==== DATA SHOWN

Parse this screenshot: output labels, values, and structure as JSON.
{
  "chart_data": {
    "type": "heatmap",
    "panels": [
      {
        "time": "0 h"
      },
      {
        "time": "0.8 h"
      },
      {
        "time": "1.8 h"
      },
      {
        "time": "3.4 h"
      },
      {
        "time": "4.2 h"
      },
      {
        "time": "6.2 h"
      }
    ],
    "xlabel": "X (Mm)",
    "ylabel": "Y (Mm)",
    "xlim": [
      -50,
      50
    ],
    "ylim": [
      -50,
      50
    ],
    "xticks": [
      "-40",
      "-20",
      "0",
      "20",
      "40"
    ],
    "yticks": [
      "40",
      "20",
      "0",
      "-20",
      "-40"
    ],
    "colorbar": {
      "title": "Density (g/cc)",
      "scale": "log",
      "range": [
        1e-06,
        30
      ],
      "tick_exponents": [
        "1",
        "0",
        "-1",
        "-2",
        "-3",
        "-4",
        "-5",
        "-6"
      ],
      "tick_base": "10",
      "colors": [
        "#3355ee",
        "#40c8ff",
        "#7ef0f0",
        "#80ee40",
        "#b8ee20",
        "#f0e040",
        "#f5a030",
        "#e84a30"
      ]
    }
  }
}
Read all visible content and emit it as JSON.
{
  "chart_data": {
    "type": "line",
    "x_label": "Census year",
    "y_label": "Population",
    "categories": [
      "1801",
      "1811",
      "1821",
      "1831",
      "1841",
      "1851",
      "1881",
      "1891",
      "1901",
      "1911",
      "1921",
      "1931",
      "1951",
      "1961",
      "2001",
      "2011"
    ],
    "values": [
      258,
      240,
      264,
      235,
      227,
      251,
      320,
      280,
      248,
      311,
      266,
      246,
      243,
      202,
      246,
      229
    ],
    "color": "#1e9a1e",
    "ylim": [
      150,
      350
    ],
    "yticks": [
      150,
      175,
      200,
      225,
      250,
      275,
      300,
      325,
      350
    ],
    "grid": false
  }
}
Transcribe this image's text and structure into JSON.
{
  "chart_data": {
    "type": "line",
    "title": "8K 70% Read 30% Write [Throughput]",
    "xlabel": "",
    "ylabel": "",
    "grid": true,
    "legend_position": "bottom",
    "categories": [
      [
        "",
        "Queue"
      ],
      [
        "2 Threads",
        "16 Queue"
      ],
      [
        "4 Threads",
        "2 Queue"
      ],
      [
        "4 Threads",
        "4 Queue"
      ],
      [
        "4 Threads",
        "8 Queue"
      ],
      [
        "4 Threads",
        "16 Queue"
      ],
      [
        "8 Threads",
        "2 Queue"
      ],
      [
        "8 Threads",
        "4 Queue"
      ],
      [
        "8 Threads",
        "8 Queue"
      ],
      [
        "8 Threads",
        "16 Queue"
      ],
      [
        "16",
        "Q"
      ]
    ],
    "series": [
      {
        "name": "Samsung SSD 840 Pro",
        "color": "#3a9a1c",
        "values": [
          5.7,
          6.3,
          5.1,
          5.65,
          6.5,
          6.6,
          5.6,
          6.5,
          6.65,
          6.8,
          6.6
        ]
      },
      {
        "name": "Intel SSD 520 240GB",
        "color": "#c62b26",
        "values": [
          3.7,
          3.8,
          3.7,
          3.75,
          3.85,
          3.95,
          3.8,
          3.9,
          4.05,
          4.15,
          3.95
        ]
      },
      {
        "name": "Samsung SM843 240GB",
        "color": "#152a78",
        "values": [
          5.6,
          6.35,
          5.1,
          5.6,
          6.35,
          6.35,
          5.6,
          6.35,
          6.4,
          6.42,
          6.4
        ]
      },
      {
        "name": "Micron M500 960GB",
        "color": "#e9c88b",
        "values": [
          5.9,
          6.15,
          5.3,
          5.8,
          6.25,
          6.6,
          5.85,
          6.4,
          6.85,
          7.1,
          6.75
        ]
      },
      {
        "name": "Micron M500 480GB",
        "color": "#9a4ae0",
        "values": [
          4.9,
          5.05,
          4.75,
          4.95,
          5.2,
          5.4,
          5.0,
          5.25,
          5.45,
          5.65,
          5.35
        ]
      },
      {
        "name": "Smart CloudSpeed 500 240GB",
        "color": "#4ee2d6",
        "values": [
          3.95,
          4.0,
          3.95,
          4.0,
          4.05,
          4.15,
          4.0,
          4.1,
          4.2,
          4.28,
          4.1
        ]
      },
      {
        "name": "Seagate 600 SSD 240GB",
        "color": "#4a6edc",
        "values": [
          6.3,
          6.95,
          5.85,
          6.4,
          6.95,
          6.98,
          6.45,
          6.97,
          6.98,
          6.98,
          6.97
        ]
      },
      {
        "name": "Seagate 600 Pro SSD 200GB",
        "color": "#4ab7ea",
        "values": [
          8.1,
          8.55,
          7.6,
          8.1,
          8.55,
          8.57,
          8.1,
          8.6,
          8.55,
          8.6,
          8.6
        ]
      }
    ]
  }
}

========

Quote the data above in full, changing nothing.

Parse this screenshot: output labels, values, and structure as JSON.
{
  "chart_data": {
    "type": "heatmap",
    "panels": [
      {
        "time": "0 h"
      },
      {
        "time": "0.8 h"
      },
      {
        "time": "1.8 h"
      },
      {
        "time": "3.4 h"
      },
      {
        "time": "4.2 h"
      },
      {
        "time": "6.2 h"
      }
    ],
    "xlabel": "X (Mm)",
    "ylabel": "Y (Mm)",
    "xlim": [
      -50,
      50
    ],
    "ylim": [
      -50,
      50
    ],
    "xticks": [
      "-40",
      "-20",
      "0",
      "20",
      "40"
    ],
    "yticks": [
      "40",
      "20",
      "0",
      "-20",
      "-40"
    ],
    "colorbar": {
      "title": "Density (g/cc)",
      "scale": "log",
      "range": [
        1e-06,
        30
      ],
      "tick_exponents": [
        "1",
        "0",
        "-1",
        "-2",
        "-3",
        "-4",
        "-5",
        "-6"
      ],
      "tick_base": "10",
      "colors": [
        "#3355ee",
        "#40c8ff",
        "#7ef0f0",
        "#80ee40",
        "#b8ee20",
        "#f0e040",
        "#f5a030",
        "#e84a30"
      ]
    }
  }
}
Read all visible content and emit it as JSON.
{
  "chart_data": {
    "type": "line",
    "x_label": "Census year",
    "y_label": "Population",
    "categories": [
      "1801",
      "1811",
      "1821",
      "1831",
      "1841",
      "1851",
      "1881",
      "1891",
      "1901",
      "1911",
      "1921",
      "1931",
      "1951",
      "1961",
      "2001",
      "2011"
    ],
    "values": [
      258,
      240,
      264,
      235,
      227,
      251,
      320,
      280,
      248,
      311,
      266,
      246,
      243,
      202,
      246,
      229
    ],
    "color": "#1e9a1e",
    "ylim": [
      150,
      350
    ],
    "yticks": [
      150,
      175,
      200,
      225,
      250,
      275,
      300,
      325,
      350
    ],
    "grid": false
  }
}
Transcribe this image's text and structure into JSON.
{
  "chart_data": {
    "type": "line",
    "title": "8K 70% Read 30% Write [Throughput]",
    "xlabel": "",
    "ylabel": "",
    "grid": true,
    "legend_position": "bottom",
    "categories": [
      [
        "",
        "Queue"
      ],
      [
        "2 Threads",
        "16 Queue"
      ],
      [
        "4 Threads",
        "2 Queue"
      ],
      [
        "4 Threads",
        "4 Queue"
      ],
      [
        "4 Threads",
        "8 Queue"
      ],
      [
        "4 Threads",
        "16 Queue"
      ],
      [
        "8 Threads",
        "2 Queue"
      ],
      [
        "8 Threads",
        "4 Queue"
      ],
      [
        "8 Threads",
        "8 Queue"
      ],
      [
        "8 Threads",
        "16 Queue"
      ],
      [
        "16",
        "Q"
      ]
    ],
    "series": [
      {
        "name": "Samsung SSD 840 Pro",
        "color": "#3a9a1c",
        "values": [
          5.7,
          6.3,
          5.1,
          5.65,
          6.5,
          6.6,
          5.6,
          6.5,
          6.65,
          6.8,
          6.6
        ]
      },
      {
        "name": "Intel SSD 520 240GB",
        "color": "#c62b26",
        "values": [
          3.7,
          3.8,
          3.7,
          3.75,
          3.85,
          3.95,
          3.8,
          3.9,
          4.05,
          4.15,
          3.95
        ]
      },
      {
        "name": "Samsung SM843 240GB",
        "color": "#152a78",
        "values": [
          5.6,
          6.35,
          5.1,
          5.6,
          6.35,
          6.35,
          5.6,
          6.35,
          6.4,
          6.42,
          6.4
        ]
      },
      {
        "name": "Micron M500 960GB",
        "color": "#e9c88b",
        "values": [
          5.9,
          6.15,
          5.3,
          5.8,
          6.25,
          6.6,
          5.85,
          6.4,
          6.85,
          7.1,
          6.75
        ]
      },
      {
        "name": "Micron M500 480GB",
        "color": "#9a4ae0",
        "values": [
          4.9,
          5.05,
          4.75,
          4.95,
          5.2,
          5.4,
          5.0,
          5.25,
          5.45,
          5.65,
          5.35
        ]
      },
      {
        "name": "Smart CloudSpeed 500 240GB",
        "color": "#4ee2d6",
        "values": [
          3.95,
          4.0,
          3.95,
          4.0,
          4.05,
          4.15,
          4.0,
          4.1,
          4.2,
          4.28,
          4.1
        ]
      },
      {
        "name": "Seagate 600 SSD 240GB",
        "color": "#4a6edc",
        "values": [
          6.3,
          6.95,
          5.85,
          6.4,
          6.95,
          6.98,
          6.45,
          6.97,
          6.98,
          6.98,
          6.97
        ]
      },
      {
        "name": "Seagate 600 Pro SSD 200GB",
        "color": "#4ab7ea",
        "values": [
          8.1,
          8.55,
          7.6,
          8.1,
          8.55,
          8.57,
          8.1,
          8.6,
          8.55,
          8.6,
          8.6
        ]
      }
    ]
  }
}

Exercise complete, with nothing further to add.